### Task requirements
Set out each line from the following listing that includes the word "Chương".

### Data entries
+ + + +

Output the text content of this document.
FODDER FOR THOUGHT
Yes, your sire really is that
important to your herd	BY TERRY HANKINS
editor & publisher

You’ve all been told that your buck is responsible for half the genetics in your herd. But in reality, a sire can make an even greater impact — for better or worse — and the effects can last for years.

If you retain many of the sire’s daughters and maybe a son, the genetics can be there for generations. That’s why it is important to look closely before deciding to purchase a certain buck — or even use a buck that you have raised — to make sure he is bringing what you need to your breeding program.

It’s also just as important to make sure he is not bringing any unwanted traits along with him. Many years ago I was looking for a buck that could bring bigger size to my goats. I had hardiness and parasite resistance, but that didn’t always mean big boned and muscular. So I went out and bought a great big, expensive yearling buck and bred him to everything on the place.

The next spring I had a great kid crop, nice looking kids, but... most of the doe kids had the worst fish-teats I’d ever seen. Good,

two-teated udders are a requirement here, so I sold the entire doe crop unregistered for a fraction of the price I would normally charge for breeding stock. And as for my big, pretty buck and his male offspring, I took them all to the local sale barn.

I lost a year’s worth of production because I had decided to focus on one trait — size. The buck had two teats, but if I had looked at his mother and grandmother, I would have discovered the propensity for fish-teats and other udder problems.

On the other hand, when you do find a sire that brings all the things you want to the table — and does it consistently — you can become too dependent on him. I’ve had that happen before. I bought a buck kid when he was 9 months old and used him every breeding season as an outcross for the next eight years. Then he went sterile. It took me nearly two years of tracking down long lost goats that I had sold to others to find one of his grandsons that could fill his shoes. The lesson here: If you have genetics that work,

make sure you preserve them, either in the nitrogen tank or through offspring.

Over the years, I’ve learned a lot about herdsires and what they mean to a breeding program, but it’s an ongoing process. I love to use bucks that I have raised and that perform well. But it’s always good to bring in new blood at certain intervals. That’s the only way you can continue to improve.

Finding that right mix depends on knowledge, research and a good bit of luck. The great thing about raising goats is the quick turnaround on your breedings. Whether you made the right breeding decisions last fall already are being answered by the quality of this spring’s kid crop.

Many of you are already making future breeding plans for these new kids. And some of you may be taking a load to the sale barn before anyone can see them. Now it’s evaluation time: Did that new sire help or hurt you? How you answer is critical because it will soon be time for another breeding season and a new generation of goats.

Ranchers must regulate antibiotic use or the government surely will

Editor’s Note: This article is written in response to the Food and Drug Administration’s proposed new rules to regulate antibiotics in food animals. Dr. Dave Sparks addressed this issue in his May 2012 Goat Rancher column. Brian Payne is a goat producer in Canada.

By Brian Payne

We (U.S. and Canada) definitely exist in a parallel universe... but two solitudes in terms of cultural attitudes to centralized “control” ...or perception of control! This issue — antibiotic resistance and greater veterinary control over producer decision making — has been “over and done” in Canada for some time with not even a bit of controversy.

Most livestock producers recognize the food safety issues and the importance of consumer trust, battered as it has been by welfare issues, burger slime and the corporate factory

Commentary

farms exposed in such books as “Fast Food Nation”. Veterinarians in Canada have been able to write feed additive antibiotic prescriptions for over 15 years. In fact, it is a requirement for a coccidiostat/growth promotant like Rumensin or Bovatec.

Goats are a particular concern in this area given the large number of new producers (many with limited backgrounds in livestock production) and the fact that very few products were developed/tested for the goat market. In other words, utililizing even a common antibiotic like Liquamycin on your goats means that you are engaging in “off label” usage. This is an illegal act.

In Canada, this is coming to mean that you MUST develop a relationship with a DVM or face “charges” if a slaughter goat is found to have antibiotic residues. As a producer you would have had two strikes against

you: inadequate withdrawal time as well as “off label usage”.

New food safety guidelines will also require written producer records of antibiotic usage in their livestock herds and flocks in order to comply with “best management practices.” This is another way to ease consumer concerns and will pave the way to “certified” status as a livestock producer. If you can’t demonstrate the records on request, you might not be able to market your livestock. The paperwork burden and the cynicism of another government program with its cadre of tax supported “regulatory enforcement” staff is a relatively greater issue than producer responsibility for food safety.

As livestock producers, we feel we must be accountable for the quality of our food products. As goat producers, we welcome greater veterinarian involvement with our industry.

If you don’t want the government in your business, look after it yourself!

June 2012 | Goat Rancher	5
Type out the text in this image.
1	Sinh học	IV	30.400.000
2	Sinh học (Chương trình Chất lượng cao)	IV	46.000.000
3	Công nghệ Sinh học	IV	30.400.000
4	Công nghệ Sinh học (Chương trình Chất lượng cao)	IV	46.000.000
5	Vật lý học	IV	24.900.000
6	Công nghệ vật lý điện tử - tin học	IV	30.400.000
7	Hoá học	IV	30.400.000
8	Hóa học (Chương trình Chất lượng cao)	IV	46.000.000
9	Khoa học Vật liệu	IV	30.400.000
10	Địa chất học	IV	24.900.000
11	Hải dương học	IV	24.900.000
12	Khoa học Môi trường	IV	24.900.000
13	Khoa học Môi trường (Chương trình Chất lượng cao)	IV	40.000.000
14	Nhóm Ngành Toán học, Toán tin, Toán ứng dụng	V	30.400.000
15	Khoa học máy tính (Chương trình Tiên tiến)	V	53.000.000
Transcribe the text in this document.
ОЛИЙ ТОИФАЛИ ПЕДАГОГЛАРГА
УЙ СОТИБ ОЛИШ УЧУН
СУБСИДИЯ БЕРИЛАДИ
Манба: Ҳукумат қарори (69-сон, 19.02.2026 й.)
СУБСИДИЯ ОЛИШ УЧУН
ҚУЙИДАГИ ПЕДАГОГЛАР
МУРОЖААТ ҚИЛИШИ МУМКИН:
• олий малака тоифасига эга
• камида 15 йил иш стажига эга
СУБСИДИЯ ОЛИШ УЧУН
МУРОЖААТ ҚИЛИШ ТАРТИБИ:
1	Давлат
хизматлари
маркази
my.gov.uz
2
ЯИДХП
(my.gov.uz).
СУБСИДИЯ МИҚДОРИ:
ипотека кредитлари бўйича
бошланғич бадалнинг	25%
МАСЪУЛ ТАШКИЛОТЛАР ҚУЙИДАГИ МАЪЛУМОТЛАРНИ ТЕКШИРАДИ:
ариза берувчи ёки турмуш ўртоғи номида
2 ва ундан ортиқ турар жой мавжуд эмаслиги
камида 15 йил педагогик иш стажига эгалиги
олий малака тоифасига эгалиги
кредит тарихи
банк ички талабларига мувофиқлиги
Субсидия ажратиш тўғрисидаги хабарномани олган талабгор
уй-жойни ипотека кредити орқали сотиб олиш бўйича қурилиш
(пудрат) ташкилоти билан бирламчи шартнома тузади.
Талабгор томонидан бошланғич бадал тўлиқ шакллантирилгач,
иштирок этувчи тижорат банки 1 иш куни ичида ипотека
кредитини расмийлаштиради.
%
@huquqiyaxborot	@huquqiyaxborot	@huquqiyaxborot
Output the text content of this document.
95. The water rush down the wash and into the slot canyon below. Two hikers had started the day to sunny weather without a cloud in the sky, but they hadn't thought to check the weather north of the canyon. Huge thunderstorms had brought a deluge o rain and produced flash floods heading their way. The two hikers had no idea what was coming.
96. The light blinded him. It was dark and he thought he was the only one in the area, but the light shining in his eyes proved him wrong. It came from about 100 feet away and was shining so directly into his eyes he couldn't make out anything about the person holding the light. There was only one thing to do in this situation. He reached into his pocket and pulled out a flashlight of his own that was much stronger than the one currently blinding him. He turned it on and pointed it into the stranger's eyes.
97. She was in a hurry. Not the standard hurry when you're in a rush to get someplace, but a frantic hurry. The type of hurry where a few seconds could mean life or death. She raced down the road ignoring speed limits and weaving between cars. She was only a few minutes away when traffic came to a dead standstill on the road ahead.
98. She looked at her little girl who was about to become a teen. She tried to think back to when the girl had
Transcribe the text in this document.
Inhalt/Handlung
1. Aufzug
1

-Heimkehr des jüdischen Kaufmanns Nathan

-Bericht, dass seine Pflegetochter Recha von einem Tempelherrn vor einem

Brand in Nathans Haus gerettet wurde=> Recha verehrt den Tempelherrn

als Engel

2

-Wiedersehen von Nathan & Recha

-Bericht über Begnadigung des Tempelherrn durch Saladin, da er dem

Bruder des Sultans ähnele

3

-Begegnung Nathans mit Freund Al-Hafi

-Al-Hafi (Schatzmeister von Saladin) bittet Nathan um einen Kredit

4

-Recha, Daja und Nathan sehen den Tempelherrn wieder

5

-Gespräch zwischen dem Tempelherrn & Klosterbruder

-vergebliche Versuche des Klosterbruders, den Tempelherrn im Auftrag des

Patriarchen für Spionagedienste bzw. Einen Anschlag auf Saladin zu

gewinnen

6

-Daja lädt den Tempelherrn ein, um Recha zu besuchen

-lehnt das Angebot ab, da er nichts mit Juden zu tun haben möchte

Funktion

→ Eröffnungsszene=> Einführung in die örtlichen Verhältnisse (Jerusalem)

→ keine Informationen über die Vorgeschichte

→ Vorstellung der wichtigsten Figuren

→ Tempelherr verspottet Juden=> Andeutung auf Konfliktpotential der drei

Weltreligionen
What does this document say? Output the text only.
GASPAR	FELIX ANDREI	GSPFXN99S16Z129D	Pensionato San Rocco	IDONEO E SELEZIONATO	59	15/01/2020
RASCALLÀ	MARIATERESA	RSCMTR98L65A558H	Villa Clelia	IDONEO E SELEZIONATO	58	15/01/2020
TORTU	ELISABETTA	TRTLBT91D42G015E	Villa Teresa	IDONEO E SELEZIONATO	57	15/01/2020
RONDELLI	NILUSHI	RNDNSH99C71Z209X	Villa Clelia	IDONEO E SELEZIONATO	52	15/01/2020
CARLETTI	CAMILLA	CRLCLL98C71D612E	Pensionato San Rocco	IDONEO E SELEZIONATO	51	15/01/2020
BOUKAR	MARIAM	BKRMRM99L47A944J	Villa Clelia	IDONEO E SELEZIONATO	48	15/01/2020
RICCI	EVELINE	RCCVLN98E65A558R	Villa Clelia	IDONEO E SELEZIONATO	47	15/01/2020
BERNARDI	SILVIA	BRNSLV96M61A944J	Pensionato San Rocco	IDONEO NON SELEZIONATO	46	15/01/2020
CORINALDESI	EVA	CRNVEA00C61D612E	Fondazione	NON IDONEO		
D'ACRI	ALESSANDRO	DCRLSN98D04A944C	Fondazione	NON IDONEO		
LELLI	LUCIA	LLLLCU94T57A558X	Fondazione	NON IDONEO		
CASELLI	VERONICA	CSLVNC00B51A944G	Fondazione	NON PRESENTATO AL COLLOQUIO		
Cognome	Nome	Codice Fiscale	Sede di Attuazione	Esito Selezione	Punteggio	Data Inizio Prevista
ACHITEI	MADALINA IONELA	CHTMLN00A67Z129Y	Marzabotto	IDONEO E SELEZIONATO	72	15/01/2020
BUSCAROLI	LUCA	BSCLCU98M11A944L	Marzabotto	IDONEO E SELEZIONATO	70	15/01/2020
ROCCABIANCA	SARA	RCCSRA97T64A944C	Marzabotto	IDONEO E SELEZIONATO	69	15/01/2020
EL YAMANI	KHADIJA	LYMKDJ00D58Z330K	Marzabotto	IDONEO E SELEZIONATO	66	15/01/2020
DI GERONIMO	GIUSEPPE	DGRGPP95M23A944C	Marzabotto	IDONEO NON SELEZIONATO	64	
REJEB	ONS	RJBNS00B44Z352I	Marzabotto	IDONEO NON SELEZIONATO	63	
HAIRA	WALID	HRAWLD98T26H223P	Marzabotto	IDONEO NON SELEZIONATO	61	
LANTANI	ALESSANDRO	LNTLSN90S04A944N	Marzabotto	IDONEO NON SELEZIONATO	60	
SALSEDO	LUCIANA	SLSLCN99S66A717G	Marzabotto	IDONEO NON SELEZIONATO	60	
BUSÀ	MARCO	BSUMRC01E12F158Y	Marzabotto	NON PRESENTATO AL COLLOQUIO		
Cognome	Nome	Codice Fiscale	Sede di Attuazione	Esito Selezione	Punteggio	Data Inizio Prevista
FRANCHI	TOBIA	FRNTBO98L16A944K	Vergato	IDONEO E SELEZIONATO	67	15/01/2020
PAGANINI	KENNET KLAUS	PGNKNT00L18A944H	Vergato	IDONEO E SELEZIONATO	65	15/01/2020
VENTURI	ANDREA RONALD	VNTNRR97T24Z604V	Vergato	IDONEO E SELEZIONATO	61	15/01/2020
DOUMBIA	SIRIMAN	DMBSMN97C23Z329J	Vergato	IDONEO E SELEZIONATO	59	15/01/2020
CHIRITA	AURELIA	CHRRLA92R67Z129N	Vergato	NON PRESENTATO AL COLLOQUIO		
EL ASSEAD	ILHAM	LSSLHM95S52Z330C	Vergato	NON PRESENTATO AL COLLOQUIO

+ + + +

### Task solution
2	Sinh học (Chương trình Chất lượng cao)	IV	46.000.000
4	Công nghệ Sinh học (Chương trình Chất lượng cao)	IV	46.000.000
8	Hóa học (Chương trình Chất lượng cao)	IV	46.000.000
13	Khoa học Môi trường (Chương trình Chất lượng cao)	IV	40.000.000
15	Khoa học máy tính (Chương trình Tiên tiến)	V	53.000.000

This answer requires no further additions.